• [STATED GOAL]
Look through the lines of the material and count those containing "with". Give that count alone.

• [INPUT RECORDS]

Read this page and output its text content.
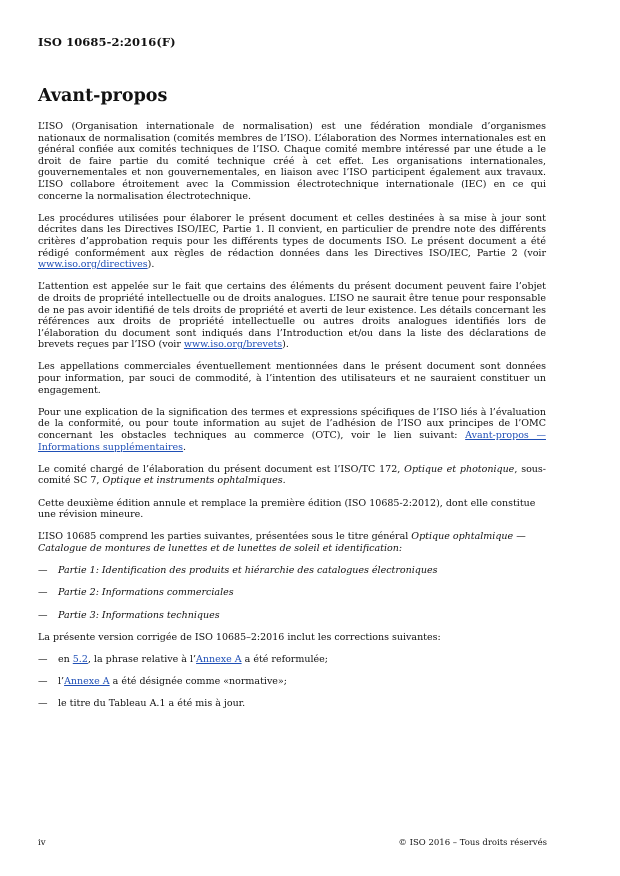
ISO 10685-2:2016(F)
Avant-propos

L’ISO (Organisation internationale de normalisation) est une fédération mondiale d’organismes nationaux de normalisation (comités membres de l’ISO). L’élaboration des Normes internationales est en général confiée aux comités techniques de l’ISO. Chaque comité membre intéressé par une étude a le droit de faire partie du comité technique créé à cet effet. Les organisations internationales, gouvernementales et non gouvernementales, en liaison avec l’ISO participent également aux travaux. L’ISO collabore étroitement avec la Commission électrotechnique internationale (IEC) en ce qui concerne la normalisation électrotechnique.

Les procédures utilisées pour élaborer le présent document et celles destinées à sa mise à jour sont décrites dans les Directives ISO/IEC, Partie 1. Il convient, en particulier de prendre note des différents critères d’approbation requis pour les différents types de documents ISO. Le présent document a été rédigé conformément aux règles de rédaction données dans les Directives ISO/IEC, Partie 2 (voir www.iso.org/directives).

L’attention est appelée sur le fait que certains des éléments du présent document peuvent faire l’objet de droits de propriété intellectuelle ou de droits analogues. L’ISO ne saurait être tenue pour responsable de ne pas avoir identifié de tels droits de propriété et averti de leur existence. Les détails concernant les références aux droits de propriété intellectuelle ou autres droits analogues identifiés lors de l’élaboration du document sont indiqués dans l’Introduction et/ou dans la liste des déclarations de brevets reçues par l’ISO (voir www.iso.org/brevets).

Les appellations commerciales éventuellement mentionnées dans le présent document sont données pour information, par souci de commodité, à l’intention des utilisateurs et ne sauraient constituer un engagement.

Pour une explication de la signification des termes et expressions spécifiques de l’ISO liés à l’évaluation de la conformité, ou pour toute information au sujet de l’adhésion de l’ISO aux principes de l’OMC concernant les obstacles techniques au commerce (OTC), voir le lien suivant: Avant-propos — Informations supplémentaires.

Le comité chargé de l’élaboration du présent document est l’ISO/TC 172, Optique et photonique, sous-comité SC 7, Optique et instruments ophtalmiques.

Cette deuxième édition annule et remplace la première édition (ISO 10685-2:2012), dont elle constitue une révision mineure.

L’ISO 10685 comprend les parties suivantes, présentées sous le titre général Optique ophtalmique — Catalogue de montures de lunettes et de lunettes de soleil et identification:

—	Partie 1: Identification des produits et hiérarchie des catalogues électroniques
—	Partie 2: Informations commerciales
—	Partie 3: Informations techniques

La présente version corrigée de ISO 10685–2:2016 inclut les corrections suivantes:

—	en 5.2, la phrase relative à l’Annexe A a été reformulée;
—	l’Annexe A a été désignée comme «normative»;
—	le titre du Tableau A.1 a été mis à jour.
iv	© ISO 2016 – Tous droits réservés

---

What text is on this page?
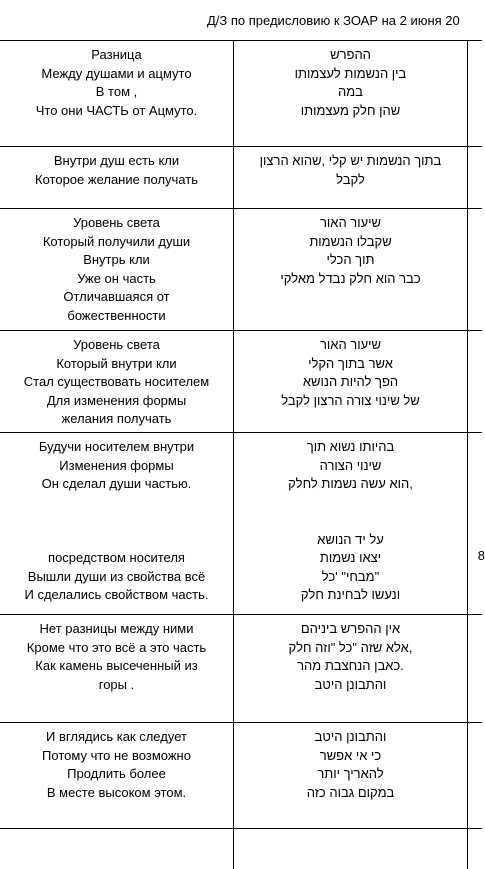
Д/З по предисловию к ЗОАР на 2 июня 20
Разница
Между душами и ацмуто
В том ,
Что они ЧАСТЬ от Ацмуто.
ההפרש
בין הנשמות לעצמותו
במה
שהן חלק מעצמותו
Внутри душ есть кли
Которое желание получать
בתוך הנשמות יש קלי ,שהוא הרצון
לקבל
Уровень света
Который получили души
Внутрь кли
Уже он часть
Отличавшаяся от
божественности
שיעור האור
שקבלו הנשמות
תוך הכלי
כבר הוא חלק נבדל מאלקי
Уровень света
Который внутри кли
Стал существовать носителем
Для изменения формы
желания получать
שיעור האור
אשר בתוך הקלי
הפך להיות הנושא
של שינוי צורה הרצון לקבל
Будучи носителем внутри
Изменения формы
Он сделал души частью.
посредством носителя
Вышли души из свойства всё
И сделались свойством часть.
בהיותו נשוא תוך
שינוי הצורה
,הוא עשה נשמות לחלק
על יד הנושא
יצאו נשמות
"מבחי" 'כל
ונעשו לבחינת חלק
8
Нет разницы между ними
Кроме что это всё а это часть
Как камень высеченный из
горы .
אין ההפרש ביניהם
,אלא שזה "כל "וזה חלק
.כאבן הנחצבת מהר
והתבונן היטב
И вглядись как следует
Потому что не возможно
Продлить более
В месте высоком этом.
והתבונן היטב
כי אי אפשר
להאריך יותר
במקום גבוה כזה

--

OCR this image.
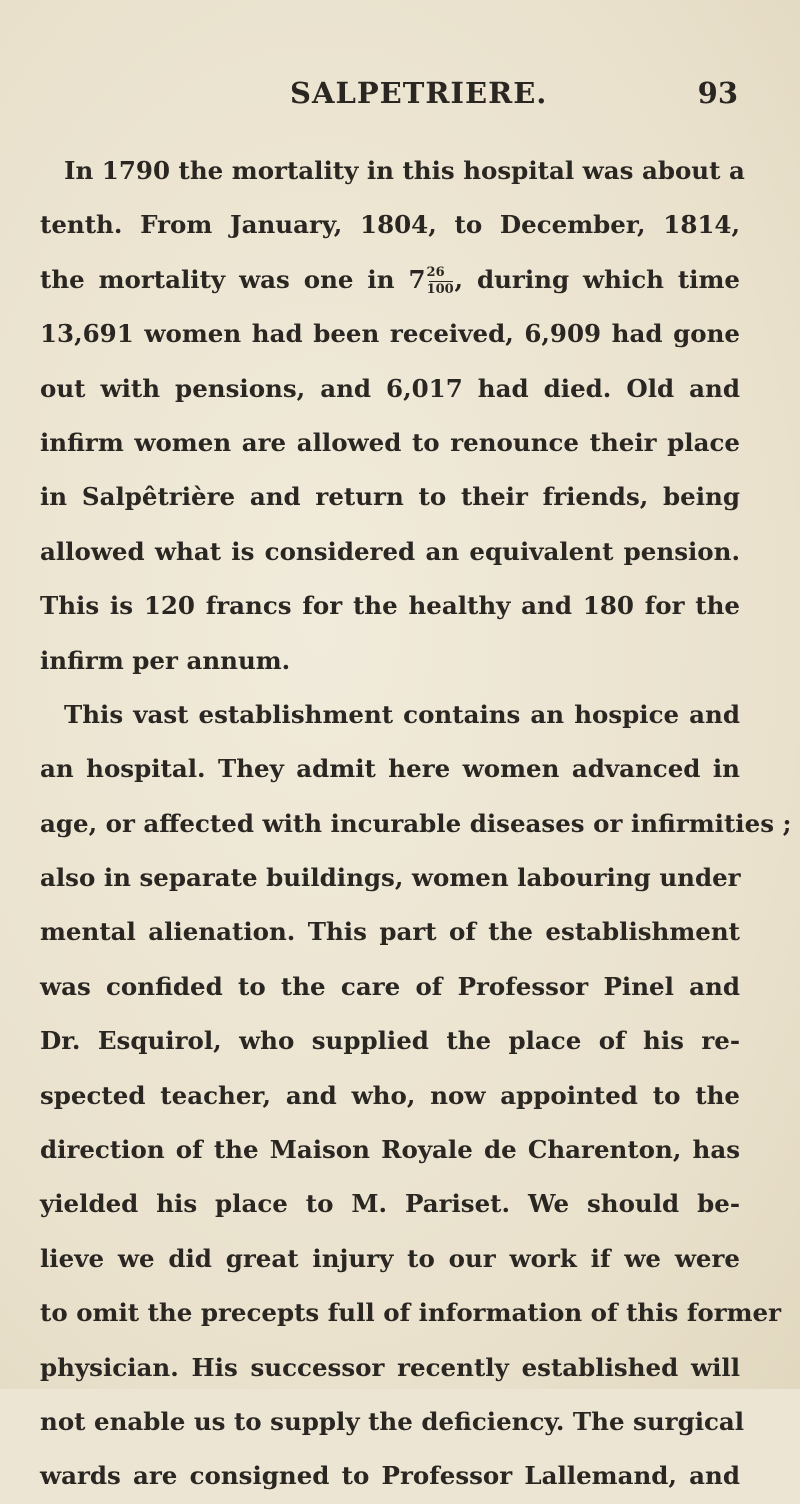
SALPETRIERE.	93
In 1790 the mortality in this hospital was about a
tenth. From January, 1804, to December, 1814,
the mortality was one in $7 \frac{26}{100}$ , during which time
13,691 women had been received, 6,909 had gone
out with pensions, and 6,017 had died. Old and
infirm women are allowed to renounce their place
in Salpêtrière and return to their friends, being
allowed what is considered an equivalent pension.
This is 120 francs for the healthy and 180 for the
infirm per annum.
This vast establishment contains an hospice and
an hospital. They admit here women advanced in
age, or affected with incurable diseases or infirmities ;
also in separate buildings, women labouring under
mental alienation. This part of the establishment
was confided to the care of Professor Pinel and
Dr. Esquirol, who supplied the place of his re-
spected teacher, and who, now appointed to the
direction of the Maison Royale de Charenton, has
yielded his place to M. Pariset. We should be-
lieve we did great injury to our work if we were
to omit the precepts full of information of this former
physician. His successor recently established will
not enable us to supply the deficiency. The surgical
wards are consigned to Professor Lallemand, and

• [WRITTEN RESPONSE]
2